STATED GOAL:
Reproduce the rows below, replacing "week" with "week number" and keeping everything else the same.

+ + + + +

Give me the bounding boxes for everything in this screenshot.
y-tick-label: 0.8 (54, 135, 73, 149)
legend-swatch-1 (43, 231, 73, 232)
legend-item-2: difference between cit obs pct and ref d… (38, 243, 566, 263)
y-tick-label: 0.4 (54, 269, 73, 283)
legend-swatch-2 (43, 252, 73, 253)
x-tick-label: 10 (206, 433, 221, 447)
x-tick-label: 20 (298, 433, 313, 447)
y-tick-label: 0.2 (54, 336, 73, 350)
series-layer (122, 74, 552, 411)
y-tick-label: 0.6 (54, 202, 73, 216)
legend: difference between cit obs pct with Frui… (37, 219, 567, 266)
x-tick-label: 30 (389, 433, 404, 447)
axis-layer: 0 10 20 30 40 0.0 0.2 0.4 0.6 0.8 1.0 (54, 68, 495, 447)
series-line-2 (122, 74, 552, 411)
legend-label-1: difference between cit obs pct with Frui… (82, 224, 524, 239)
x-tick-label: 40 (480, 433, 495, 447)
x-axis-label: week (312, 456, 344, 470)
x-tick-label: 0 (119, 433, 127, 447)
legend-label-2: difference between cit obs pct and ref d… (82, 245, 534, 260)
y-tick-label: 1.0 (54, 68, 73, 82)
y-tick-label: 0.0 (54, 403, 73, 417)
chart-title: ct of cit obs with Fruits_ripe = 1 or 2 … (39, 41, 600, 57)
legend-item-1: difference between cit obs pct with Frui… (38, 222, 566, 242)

+ + + + +

OUTPUT:
Give me the bounding boxes for everything in this screenshot.
y-tick-label: 0.8 (54, 135, 73, 149)
legend-swatch-1 (43, 231, 73, 232)
legend-item-2: difference between cit obs pct and ref d… (38, 243, 566, 263)
y-tick-label: 0.4 (54, 269, 73, 283)
legend-swatch-2 (43, 252, 73, 253)
x-tick-label: 10 (206, 433, 221, 447)
x-tick-label: 20 (298, 433, 313, 447)
y-tick-label: 0.2 (54, 336, 73, 350)
series-layer (122, 74, 552, 411)
y-tick-label: 0.6 (54, 202, 73, 216)
legend: difference between cit obs pct with Frui… (37, 219, 567, 266)
x-tick-label: 30 (389, 433, 404, 447)
axis-layer: 0 10 20 30 40 0.0 0.2 0.4 0.6 0.8 1.0 (54, 68, 495, 447)
series-line-2 (122, 74, 552, 411)
legend-label-1: difference between cit obs pct with Frui… (82, 224, 524, 239)
x-tick-label: 40 (480, 433, 495, 447)
x-axis-label: week number (312, 456, 344, 470)
x-tick-label: 0 (119, 433, 127, 447)
legend-label-2: difference between cit obs pct and ref d… (82, 245, 534, 260)
y-tick-label: 1.0 (54, 68, 73, 82)
y-tick-label: 0.0 (54, 403, 73, 417)
chart-title: ct of cit obs with Fruits_ripe = 1 or 2 … (39, 41, 600, 57)
legend-item-1: difference between cit obs pct with Frui… (38, 222, 566, 242)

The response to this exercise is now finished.